--- start ---
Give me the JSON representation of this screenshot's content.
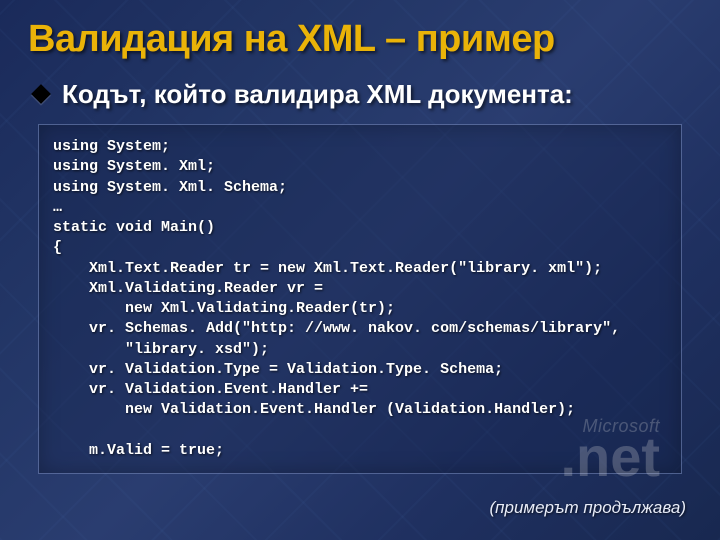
{
  "slide": {
    "title": "Валидация на XML – пример",
    "subtitle": "Кодът, който валидира XML документа:",
    "code": "using System;\nusing System. Xml;\nusing System. Xml. Schema;\n…\nstatic void Main()\n{\n    Xml.Text.Reader tr = new Xml.Text.Reader(\"library. xml\");\n    Xml.Validating.Reader vr =\n        new Xml.Validating.Reader(tr);\n    vr. Schemas. Add(\"http: //www. nakov. com/schemas/library\",\n        \"library. xsd\");\n    vr. Validation.Type = Validation.Type. Schema;\n    vr. Validation.Event.Handler +=\n        new Validation.Event.Handler (Validation.Handler);\n\n    m.Valid = true;",
    "footnote": "(примерът продължава)",
    "logo": {
      "brand": "Microsoft",
      "product": ".net"
    }
  }
}
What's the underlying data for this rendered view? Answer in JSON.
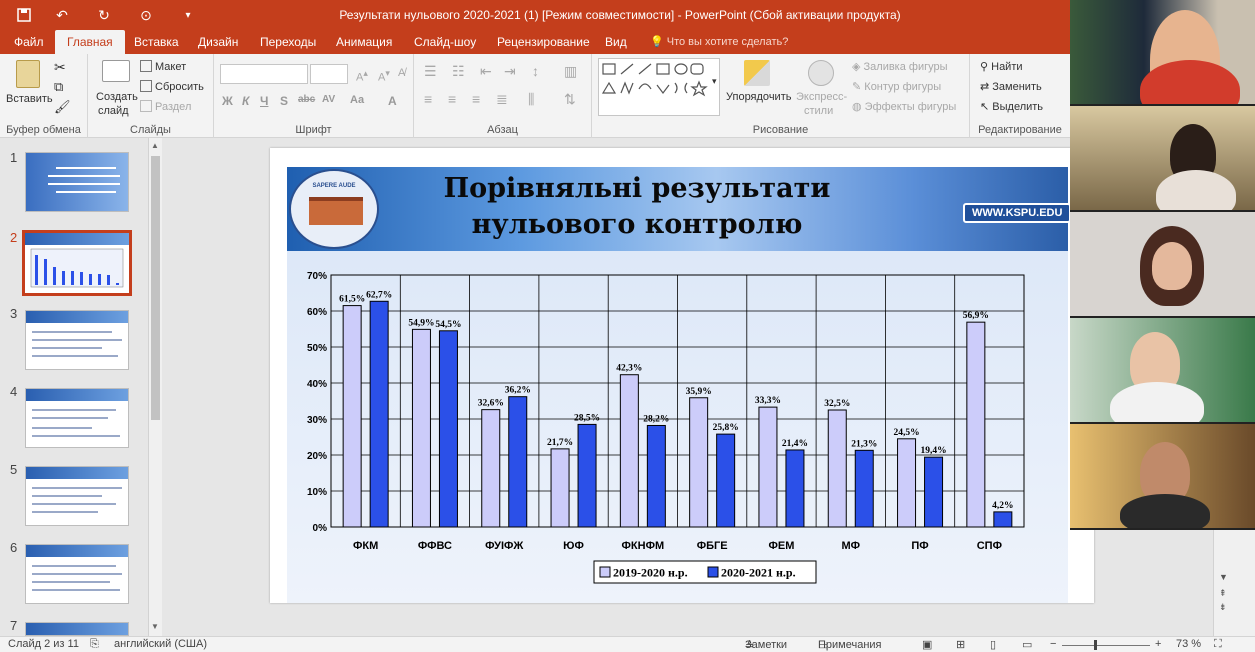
{
  "titlebar": {
    "title": "Результати нульового 2020-2021 (1) [Режим совместимости] - PowerPoint (Сбой активации продукта)"
  },
  "tabs": [
    "Файл",
    "Главная",
    "Вставка",
    "Дизайн",
    "Переходы",
    "Анимация",
    "Слайд-шоу",
    "Рецензирование",
    "Вид"
  ],
  "tell_me": "Что вы хотите сделать?",
  "ribbon": {
    "groups": [
      "Буфер обмена",
      "Слайды",
      "Шрифт",
      "Абзац",
      "Рисование",
      "Редактирование"
    ],
    "paste": "Вставить",
    "new_slide_1": "Создать",
    "new_slide_2": "слайд",
    "layout": "Макет",
    "reset": "Сбросить",
    "section": "Раздел",
    "arrange": "Упорядочить",
    "quick_styles_1": "Экспресс-",
    "quick_styles_2": "стили",
    "shape_fill": "Заливка фигуры",
    "shape_outline": "Контур фигуры",
    "shape_effects": "Эффекты фигуры",
    "find": "Найти",
    "replace": "Заменить",
    "select": "Выделить",
    "format_letters": [
      "Ж",
      "К",
      "Ч",
      "S",
      "abc",
      "AV",
      "Aa",
      "A"
    ]
  },
  "thumbs": {
    "numbers": [
      "1",
      "2",
      "3",
      "4",
      "5",
      "6",
      "7"
    ],
    "active_index": 1
  },
  "slide": {
    "title_line1": "Порівняльні результати",
    "title_line2": "нульового контролю",
    "website": "WWW.KSPU.EDU",
    "logo_text": "SAPERE AUDE"
  },
  "chart_data": {
    "type": "bar",
    "categories": [
      "ФКМ",
      "ФФВС",
      "ФУІФЖ",
      "ЮФ",
      "ФКНФМ",
      "ФБГЕ",
      "ФЕМ",
      "МФ",
      "ПФ",
      "СПФ"
    ],
    "series": [
      {
        "name": "2019-2020 н.р.",
        "values": [
          61.5,
          54.9,
          32.6,
          21.7,
          42.3,
          35.9,
          33.3,
          32.5,
          24.5,
          56.9
        ],
        "labels": [
          "61,5%",
          "54,9%",
          "32,6%",
          "21,7%",
          "42,3%",
          "35,9%",
          "33,3%",
          "32,5%",
          "24,5%",
          "56,9%"
        ],
        "color": "#ccccfa"
      },
      {
        "name": "2020-2021 н.р.",
        "values": [
          62.7,
          54.5,
          36.2,
          28.5,
          28.2,
          25.8,
          21.4,
          21.3,
          19.4,
          4.2
        ],
        "labels": [
          "62,7%",
          "54,5%",
          "36,2%",
          "28,5%",
          "28,2%",
          "25,8%",
          "21,4%",
          "21,3%",
          "19,4%",
          "4,2%"
        ],
        "color": "#2b50e8"
      }
    ],
    "yticks": [
      "0%",
      "10%",
      "20%",
      "30%",
      "40%",
      "50%",
      "60%",
      "70%"
    ],
    "ylim": [
      0,
      70
    ],
    "grid": true,
    "legend": "bottom"
  },
  "status": {
    "slide_info": "Слайд 2 из 11",
    "language": "английский (США)",
    "notes": "Заметки",
    "comments": "Примечания",
    "zoom": "73 %"
  }
}
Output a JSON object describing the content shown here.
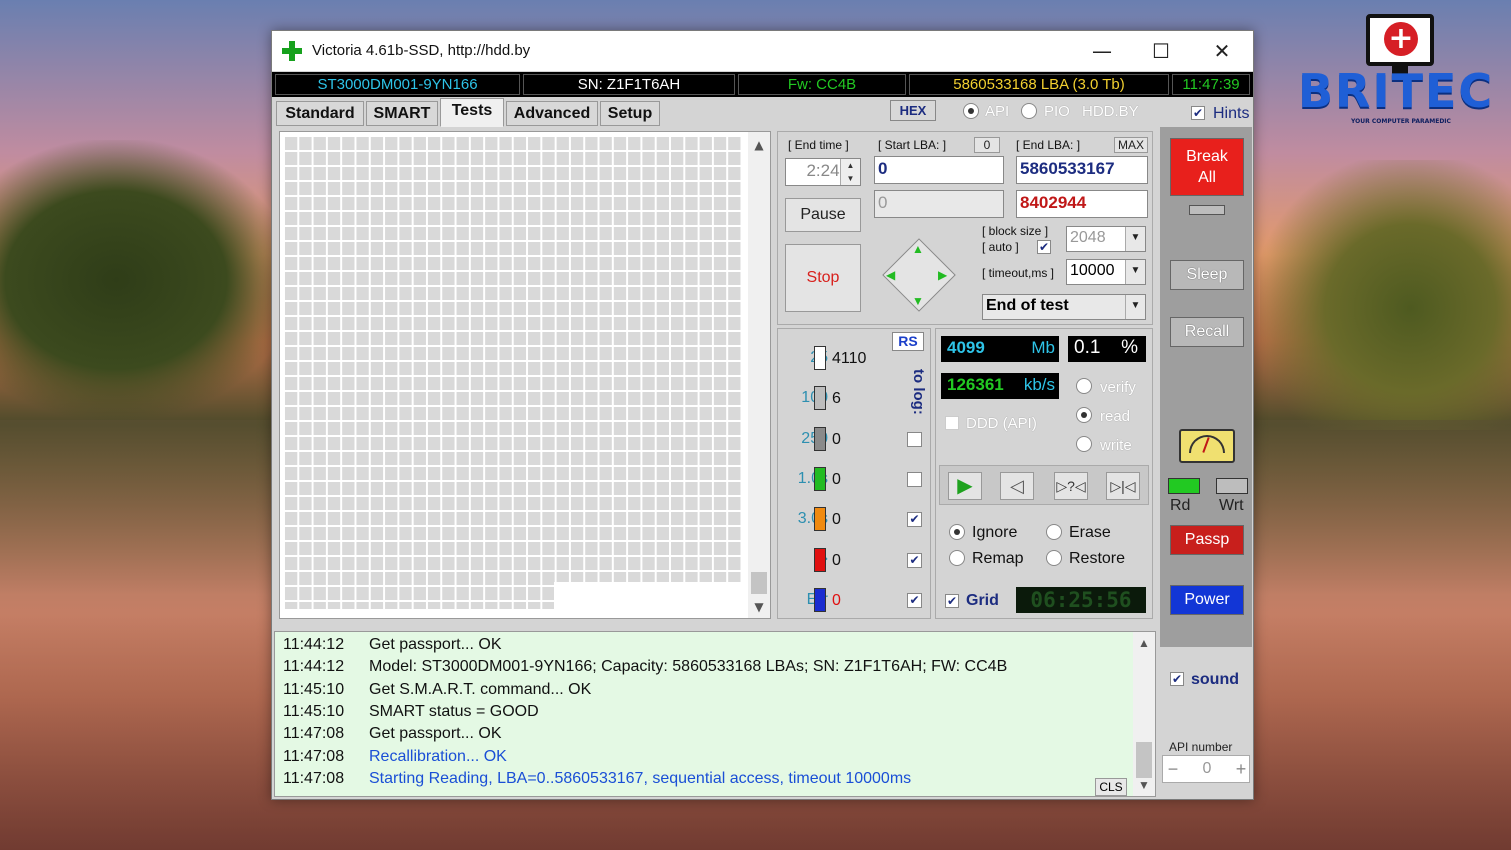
{
  "window": {
    "title": "Victoria 4.61b-SSD, http://hdd.by",
    "controls": {
      "minimize": "—",
      "maximize": "☐",
      "close": "✕"
    }
  },
  "info_bar": {
    "model": "ST3000DM001-9YN166",
    "serial": "SN: Z1F1T6AH",
    "firmware": "Fw: CC4B",
    "capacity": "5860533168 LBA (3.0 Tb)",
    "clock": "11:47:39"
  },
  "tabs": [
    "Standard",
    "SMART",
    "Tests",
    "Advanced",
    "Setup"
  ],
  "active_tab": "Tests",
  "top_options": {
    "hex": "HEX",
    "api": "API",
    "pio": "PIO",
    "hddby": "HDD.BY",
    "hints": "Hints"
  },
  "test_controls": {
    "end_time_label": "[ End time ]",
    "end_time_value": "2:24",
    "start_lba_label": "[ Start LBA: ]",
    "start_lba_zero": "0",
    "start_lba_value": "0",
    "current_lba": "0",
    "end_lba_label": "[ End LBA: ]",
    "end_lba_max": "MAX",
    "end_lba_value": "5860533167",
    "end_lba_current": "8402944",
    "pause": "Pause",
    "stop": "Stop",
    "block_size_label": "[ block size ]",
    "block_auto_label": "[ auto ]",
    "block_size_value": "2048",
    "timeout_label": "[ timeout,ms ]",
    "timeout_value": "10000",
    "end_action": "End of test"
  },
  "legend": {
    "rs": "RS",
    "to_log": "to log:",
    "rows": [
      {
        "label": "25",
        "count": "4110",
        "color": "#ffffff",
        "checked": ""
      },
      {
        "label": "100",
        "count": "6",
        "color": "#bdbdbd",
        "checked": ""
      },
      {
        "label": "250",
        "count": "0",
        "color": "#8a8a8a",
        "checked": ""
      },
      {
        "label": "1.0s",
        "count": "0",
        "color": "#22bb22",
        "checked": ""
      },
      {
        "label": "3.0s",
        "count": "0",
        "color": "#f08a10",
        "checked": "✔"
      },
      {
        "label": ">",
        "count": "0",
        "color": "#e01010",
        "checked": "✔"
      },
      {
        "label": "Err",
        "count": "0",
        "color": "#1a2cd0",
        "checked": "✔"
      }
    ]
  },
  "stats": {
    "mb": "4099",
    "mb_unit": "Mb",
    "percent": "0.1",
    "percent_unit": "%",
    "speed": "126361",
    "speed_unit": "kb/s",
    "ddd": "DDD (API)",
    "verify": "verify",
    "read": "read",
    "write": "write",
    "ignore": "Ignore",
    "erase": "Erase",
    "remap": "Remap",
    "restore": "Restore",
    "grid": "Grid",
    "timer": "06:25:56"
  },
  "sidebar": {
    "break_all": "Break All",
    "sleep": "Sleep",
    "recall": "Recall",
    "rd": "Rd",
    "wrt": "Wrt",
    "passp": "Passp",
    "power": "Power",
    "sound": "sound",
    "api_number_label": "API number",
    "api_number": "0",
    "minus": "−",
    "plus": "+"
  },
  "log": {
    "cls": "CLS",
    "lines": [
      {
        "time": "11:44:12",
        "text": "Get passport... OK",
        "color": "#111111"
      },
      {
        "time": "11:44:12",
        "text": "Model: ST3000DM001-9YN166; Capacity: 5860533168 LBAs; SN: Z1F1T6AH; FW: CC4B",
        "color": "#111111"
      },
      {
        "time": "11:45:10",
        "text": "Get S.M.A.R.T. command... OK",
        "color": "#111111"
      },
      {
        "time": "11:45:10",
        "text": "SMART status = GOOD",
        "color": "#111111"
      },
      {
        "time": "11:47:08",
        "text": "Get passport... OK",
        "color": "#111111"
      },
      {
        "time": "11:47:08",
        "text": "Recallibration... OK",
        "color": "#1a4fd6"
      },
      {
        "time": "11:47:08",
        "text": "Starting Reading, LBA=0..5860533167, sequential access, timeout 10000ms",
        "color": "#1a4fd6"
      }
    ]
  },
  "watermark": {
    "brand": "BRITEC",
    "tagline": "YOUR COMPUTER PARAMEDIC"
  },
  "colors": {
    "accent_red": "#e8201c",
    "accent_blue": "#1236d6",
    "info_cyan": "#2ec4e8",
    "info_yellow": "#f2d030",
    "info_green": "#22c922",
    "log_bg": "#e4f9e4"
  }
}
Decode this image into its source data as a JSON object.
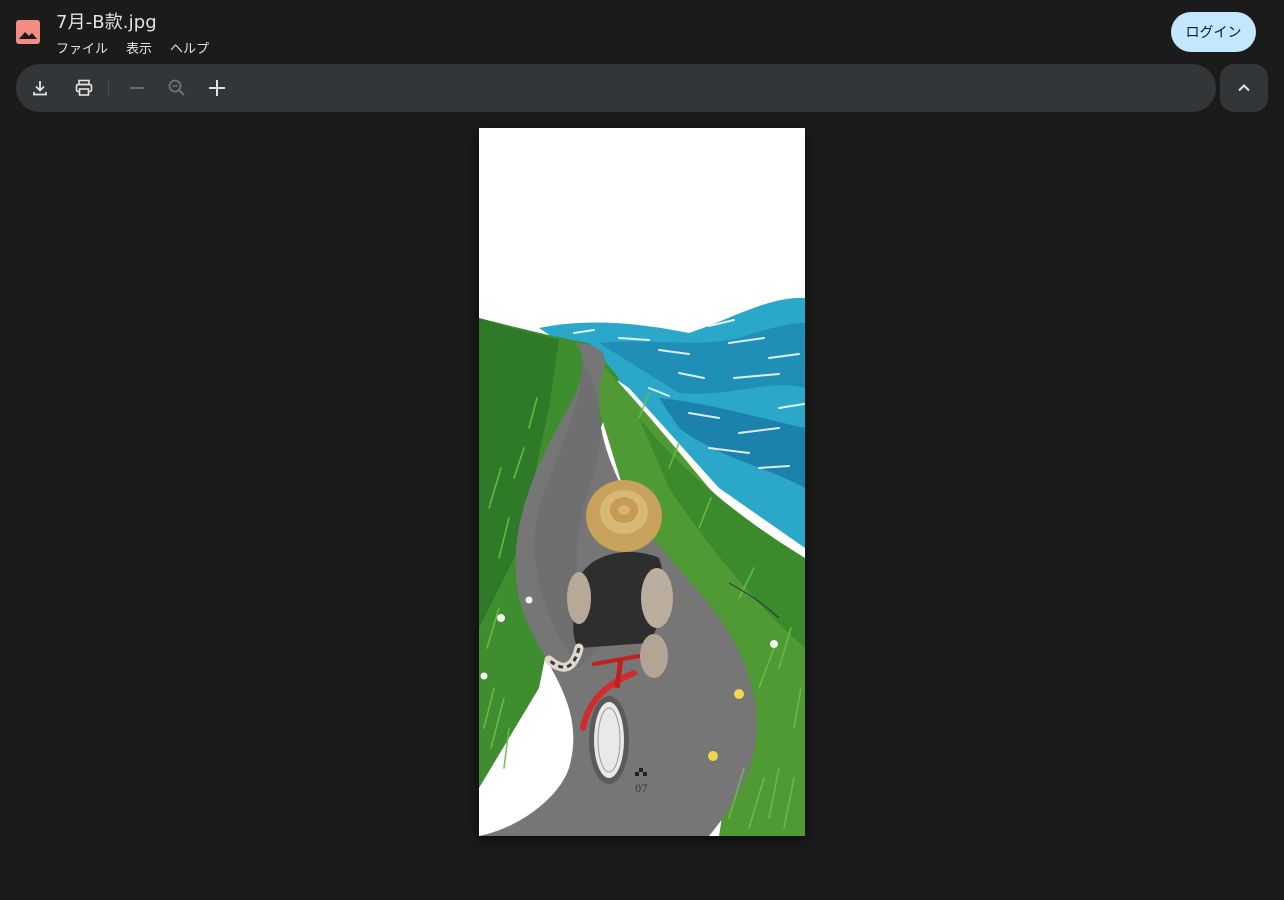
{
  "app": {
    "icon": "image-file-icon",
    "accent_color": "#f28b82",
    "file_title": "7月-B款.jpg"
  },
  "menu": [
    "ファイル",
    "表示",
    "ヘルプ"
  ],
  "login_label": "ログイン",
  "toolbar": {
    "icons": [
      "download-icon",
      "print-icon",
      "zoom-out-icon",
      "zoom-reset-icon",
      "zoom-in-icon"
    ],
    "collapse_icon": "chevron-up-icon"
  },
  "image": {
    "page_number": "07"
  }
}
--- end ---
* **EXERCISE**: Search the records for the word "this", then list every line that has it.

* **RESPONSE TO THE TASK**:
Give me the JSON representation of this screenshot's content.
What's the underlying data for this rendered view? Answer in JSON.
Decode this image into its source data as a JSON object.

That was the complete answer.